Exercise prompt |
Convert every line of the listing below into a JSON list of strings, one string per line, with blank lines and pictures left out.

Exercise input |

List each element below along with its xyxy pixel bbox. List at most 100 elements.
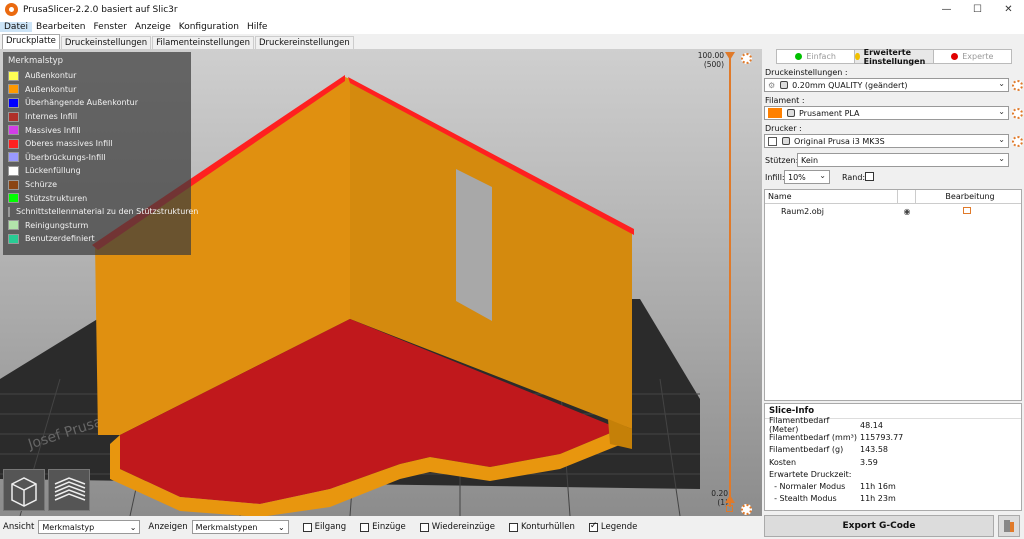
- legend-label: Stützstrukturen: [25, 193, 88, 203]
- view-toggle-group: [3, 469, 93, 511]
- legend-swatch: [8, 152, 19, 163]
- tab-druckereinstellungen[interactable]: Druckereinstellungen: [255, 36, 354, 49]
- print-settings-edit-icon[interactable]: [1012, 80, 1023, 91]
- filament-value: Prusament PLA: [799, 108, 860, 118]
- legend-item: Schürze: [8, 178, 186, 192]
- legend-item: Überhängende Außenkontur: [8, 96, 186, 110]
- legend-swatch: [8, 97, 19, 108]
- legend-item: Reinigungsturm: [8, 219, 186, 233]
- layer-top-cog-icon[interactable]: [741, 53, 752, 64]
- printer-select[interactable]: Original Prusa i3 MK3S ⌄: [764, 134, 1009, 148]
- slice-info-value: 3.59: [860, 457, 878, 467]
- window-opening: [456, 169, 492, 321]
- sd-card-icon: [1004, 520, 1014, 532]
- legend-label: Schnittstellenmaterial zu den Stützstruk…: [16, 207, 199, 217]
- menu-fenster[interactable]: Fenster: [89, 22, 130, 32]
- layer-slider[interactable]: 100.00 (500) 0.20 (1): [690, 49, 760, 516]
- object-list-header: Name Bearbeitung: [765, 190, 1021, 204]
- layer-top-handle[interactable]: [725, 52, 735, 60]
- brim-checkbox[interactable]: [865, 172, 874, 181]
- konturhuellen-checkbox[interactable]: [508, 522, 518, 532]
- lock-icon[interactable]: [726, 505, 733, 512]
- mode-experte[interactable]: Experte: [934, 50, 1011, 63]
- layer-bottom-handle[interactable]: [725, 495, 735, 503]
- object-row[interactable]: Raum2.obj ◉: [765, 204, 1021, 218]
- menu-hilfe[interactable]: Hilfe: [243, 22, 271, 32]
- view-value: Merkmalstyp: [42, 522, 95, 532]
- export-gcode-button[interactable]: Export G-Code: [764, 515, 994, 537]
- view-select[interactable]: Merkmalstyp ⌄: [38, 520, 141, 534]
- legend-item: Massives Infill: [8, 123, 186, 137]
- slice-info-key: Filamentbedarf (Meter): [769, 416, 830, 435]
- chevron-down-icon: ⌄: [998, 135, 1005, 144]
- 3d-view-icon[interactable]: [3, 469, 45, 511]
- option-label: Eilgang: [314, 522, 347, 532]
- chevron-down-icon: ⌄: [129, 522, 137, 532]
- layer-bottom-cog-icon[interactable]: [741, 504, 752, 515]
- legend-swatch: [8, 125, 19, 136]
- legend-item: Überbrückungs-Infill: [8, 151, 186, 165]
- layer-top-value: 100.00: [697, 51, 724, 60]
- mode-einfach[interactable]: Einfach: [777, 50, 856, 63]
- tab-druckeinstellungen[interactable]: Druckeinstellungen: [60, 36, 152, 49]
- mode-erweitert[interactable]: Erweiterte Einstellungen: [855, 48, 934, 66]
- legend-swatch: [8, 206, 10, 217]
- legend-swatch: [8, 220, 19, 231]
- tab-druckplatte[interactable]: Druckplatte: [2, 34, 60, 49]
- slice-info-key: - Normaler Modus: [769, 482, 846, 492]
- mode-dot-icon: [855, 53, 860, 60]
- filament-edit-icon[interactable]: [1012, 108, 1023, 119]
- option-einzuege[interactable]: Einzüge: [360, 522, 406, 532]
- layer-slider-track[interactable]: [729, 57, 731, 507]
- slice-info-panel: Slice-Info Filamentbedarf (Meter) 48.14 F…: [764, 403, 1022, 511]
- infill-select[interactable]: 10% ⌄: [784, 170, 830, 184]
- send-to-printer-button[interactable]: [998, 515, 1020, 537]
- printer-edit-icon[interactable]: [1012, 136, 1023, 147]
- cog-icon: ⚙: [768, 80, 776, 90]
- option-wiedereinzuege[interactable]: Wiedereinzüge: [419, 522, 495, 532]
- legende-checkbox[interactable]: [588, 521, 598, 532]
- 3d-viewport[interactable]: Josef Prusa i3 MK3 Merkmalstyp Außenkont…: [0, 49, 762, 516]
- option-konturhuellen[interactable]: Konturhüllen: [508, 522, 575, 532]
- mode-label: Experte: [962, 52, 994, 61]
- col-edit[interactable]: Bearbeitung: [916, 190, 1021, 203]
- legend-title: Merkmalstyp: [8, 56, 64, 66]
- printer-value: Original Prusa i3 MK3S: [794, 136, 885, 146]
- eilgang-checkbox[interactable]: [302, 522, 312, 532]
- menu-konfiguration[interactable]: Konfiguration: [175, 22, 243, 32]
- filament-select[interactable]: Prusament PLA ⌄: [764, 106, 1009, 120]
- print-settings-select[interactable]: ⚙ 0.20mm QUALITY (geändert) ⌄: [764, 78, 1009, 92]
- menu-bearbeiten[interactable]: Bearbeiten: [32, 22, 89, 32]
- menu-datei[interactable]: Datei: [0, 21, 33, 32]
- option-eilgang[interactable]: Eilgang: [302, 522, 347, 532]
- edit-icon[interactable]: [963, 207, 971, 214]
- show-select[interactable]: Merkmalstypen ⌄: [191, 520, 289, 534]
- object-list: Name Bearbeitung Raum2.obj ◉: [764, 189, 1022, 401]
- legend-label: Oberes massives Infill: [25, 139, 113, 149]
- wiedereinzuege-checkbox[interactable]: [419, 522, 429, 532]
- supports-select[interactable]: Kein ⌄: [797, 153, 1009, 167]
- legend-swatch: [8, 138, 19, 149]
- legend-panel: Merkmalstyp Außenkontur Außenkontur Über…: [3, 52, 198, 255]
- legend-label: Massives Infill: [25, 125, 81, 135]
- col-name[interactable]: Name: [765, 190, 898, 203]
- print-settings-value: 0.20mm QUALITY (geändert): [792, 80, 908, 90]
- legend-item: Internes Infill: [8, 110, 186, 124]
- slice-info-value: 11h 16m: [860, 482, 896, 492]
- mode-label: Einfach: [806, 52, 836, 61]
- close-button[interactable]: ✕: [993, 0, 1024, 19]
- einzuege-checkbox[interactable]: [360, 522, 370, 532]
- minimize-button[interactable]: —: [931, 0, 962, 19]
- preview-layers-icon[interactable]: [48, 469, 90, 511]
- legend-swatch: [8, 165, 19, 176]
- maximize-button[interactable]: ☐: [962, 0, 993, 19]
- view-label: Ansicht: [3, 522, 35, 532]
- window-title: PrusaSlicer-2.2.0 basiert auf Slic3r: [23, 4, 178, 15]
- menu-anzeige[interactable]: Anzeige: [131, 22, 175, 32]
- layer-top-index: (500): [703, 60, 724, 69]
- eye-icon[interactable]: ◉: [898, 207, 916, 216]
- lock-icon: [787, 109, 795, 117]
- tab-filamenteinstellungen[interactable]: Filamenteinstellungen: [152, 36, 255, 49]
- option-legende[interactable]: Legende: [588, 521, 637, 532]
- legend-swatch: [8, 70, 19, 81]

Answer to the problem |
[
  "List each element below along with its xyxy pixel bbox. List at most 100 elements.",
  "- legend-label: Stützstrukturen: [25, 193, 88, 203]",
  "- view-toggle-group: [3, 469, 93, 511]",
  "- legend-swatch: [8, 152, 19, 163]",
  "- tab-druckereinstellungen[interactable]: Druckereinstellungen: [255, 36, 354, 49]",
  "- print-settings-edit-icon[interactable]: [1012, 80, 1023, 91]",
  "- filament-value: Prusament PLA: [799, 108, 860, 118]",
  "- legend-item: Schürze: [8, 178, 186, 192]",
  "- legend-item: Überhängende Außenkontur: [8, 96, 186, 110]",
  "- legend-swatch: [8, 97, 19, 108]",
  "- legend-item: Reinigungsturm: [8, 219, 186, 233]",
  "- layer-top-cog-icon[interactable]: [741, 53, 752, 64]",
  "- printer-select[interactable]: Original Prusa i3 MK3S ⌄: [764, 134, 1009, 148]",
  "- slice-info-value: 3.59: [860, 457, 878, 467]",
  "- window-opening: [456, 169, 492, 321]",
  "- sd-card-icon: [1004, 520, 1014, 532]",
  "- legend-label: Schnittstellenmaterial zu den Stützstruk…: [16, 207, 199, 217]",
  "- menu-fenster[interactable]: Fenster: [89, 22, 130, 32]",
  "- layer-slider[interactable]: 100.00 (500) 0.20 (1): [690, 49, 760, 516]",
  "- object-list-header: Name Bearbeitung: [765, 190, 1021, 204]",
  "- layer-top-handle[interactable]: [725, 52, 735, 60]",
  "- brim-checkbox[interactable]: [865, 172, 874, 181]",
  "- konturhuellen-checkbox[interactable]: [508, 522, 518, 532]",
  "- lock-icon[interactable]: [726, 505, 733, 512]",
  "- mode-experte[interactable]: Experte: [934, 50, 1011, 63]",
  "- layer-bottom-handle[interactable]: [725, 495, 735, 503]",
  "- object-row[interactable]: Raum2.obj ◉: [765, 204, 1021, 218]",
  "- menu-hilfe[interactable]: Hilfe: [243, 22, 271, 32]",
  "- view-value: Merkmalstyp: [42, 522, 95, 532]",
  "- export-gcode-button[interactable]: Export G-Code: [764, 515, 994, 537]",
  "- view-select[interactable]: Merkmalstyp ⌄: [38, 520, 141, 534]",
  "- legend-item: Massives Infill: [8, 123, 186, 137]",
  "- slice-info-key: Filamentbedarf (Meter): [769, 416, 830, 435]",
  "- chevron-down-icon: ⌄: [998, 135, 1005, 144]",
  "- 3d-view-icon[interactable]: [3, 469, 45, 511]",
  "- option-label: Eilgang: [314, 522, 347, 532]",
  "- chevron-down-icon: ⌄: [129, 522, 137, 532]",
  "- layer-bottom-cog-icon[interactable]: [741, 504, 752, 515]",
  "- legend-swatch: [8, 125, 19, 136]",
  "- legend-item: Überbrückungs-Infill: [8, 151, 186, 165]",
  "- layer-top-value: 100.00: [697, 51, 724, 60]",
  "- mode-einfach[interactable]: Einfach: [777, 50, 856, 63]",
  "- tab-druckeinstellungen[interactable]: Druckeinstellungen: [60, 36, 152, 49]",
  "- mode-erweitert[interactable]: Erweiterte Einstellungen: [855, 48, 934, 66]",
  "- legend-swatch: [8, 206, 10, 217]",
  "- legend-swatch: [8, 220, 19, 231]",
  "- tab-druckplatte[interactable]: Druckplatte: [2, 34, 60, 49]",
  "- slice-info-key: - Normaler Modus: [769, 482, 846, 492]",
  "- mode-dot-icon: [855, 53, 860, 60]",
  "- filament-edit-icon[interactable]: [1012, 108, 1023, 119]",
  "- option-einzuege[interactable]: Einzüge: [360, 522, 406, 532]",
  "- layer-slider-track[interactable]: [729, 57, 731, 507]",
  "- slice-info-panel: Slice-Info Filamentbedarf (Meter) 48.14 F…: [764, 403, 1022, 511]",
  "- infill-select[interactable]: 10% ⌄: [784, 170, 830, 184]",
  "- send-to-printer-button[interactable]: [998, 515, 1020, 537]",
  "- printer-edit-icon[interactable]: [1012, 136, 1023, 147]",
  "- cog-icon: ⚙: [768, 80, 776, 90]",
  "- option-wiedereinzuege[interactable]: Wiedereinzüge: [419, 522, 495, 532]",
  "- legende-checkbox[interactable]: [588, 521, 598, 532]",
  "- 3d-viewport[interactable]: Josef Prusa i3 MK3 Merkmalstyp Außenkont…: [0, 49, 762, 516]",
  "- option-konturhuellen[interactable]: Konturhüllen: [508, 522, 575, 532]",
  "- mode-label: Experte: [962, 52, 994, 61]",
  "- col-edit[interactable]: Bearbeitung: [916, 190, 1021, 203]",
  "- legend-title: Merkmalstyp: [8, 56, 64, 66]",
  "- printer-value: Original Prusa i3 MK3S: [794, 136, 885, 146]",
  "- eilgang-checkbox[interactable]: [302, 522, 312, 532]",
  "- menu-konfiguration[interactable]: Konfiguration: [175, 22, 243, 32]",
  "- filament-select[interactable]: Prusament PLA ⌄: [764, 106, 1009, 120]",
  "- print-settings-select[interactable]: ⚙ 0.20mm QUALITY (geändert) ⌄: [764, 78, 1009, 92]",
  "- menu-bearbeiten[interactable]: Bearbeiten: [32, 22, 89, 32]",
  "- menu-datei[interactable]: Datei: [0, 21, 33, 32]",
  "- option-eilgang[interactable]: Eilgang: [302, 522, 347, 532]",
  "- edit-icon[interactable]: [963, 207, 971, 214]",
  "- show-select[interactable]: Merkmalstypen ⌄: [191, 520, 289, 534]",
  "- object-list: Name Bearbeitung Raum2.obj ◉: [764, 189, 1022, 401]",
  "- legend-label: Oberes massives Infill: [25, 139, 113, 149]",
  "- wiedereinzuege-checkbox[interactable]: [419, 522, 429, 532]",
  "- supports-select[interactable]: Kein ⌄: [797, 153, 1009, 167]",
  "- legend-swatch: [8, 138, 19, 149]",
  "- legend-panel: Merkmalstyp Außenkontur Außenkontur Über…: [3, 52, 198, 255]",
  "- legend-label: Massives Infill: [25, 125, 81, 135]",
  "- col-name[interactable]: Name: [765, 190, 898, 203]",
  "- print-settings-value: 0.20mm QUALITY (geändert): [792, 80, 908, 90]",
  "- legend-item: Internes Infill: [8, 110, 186, 124]",
  "- slice-info-value: 11h 16m: [860, 482, 896, 492]",
  "- mode-label: Einfach: [806, 52, 836, 61]",
  "- close-button[interactable]: ✕: [993, 0, 1024, 19]",
  "- einzuege-checkbox[interactable]: [360, 522, 370, 532]",
  "- minimize-button[interactable]: —: [931, 0, 962, 19]",
  "- preview-layers-icon[interactable]: [48, 469, 90, 511]",
  "- legend-swatch: [8, 165, 19, 176]",
  "- maximize-button[interactable]: ☐: [962, 0, 993, 19]",
  "- view-label: Ansicht: [3, 522, 35, 532]",
  "- window-title: PrusaSlicer-2.2.0 basiert auf Slic3r: [23, 4, 178, 15]",
  "- menu-anzeige[interactable]: Anzeige: [131, 22, 175, 32]",
  "- layer-top-index: (500): [703, 60, 724, 69]",
  "- eye-icon[interactable]: ◉: [898, 207, 916, 216]",
  "- lock-icon: [787, 109, 795, 117]",
  "- tab-filamenteinstellungen[interactable]: Filamenteinstellungen: [152, 36, 255, 49]",
  "- option-legende[interactable]: Legende: [588, 521, 637, 532]",
  "- legend-swatch: [8, 70, 19, 81]"
]